(begin)

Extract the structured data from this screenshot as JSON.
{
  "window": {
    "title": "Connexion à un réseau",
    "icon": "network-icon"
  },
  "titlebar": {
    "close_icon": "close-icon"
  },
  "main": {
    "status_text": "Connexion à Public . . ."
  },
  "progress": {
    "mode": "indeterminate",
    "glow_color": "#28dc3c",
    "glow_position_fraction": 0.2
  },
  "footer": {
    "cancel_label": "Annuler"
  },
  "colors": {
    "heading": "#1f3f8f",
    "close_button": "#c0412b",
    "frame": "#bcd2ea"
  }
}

(end)

Task to complete: From the data above, pick out each line containing "Connexion" and copy it.

Task output:
    "title": "Connexion à un réseau",
    "status_text": "Connexion à Public . . ."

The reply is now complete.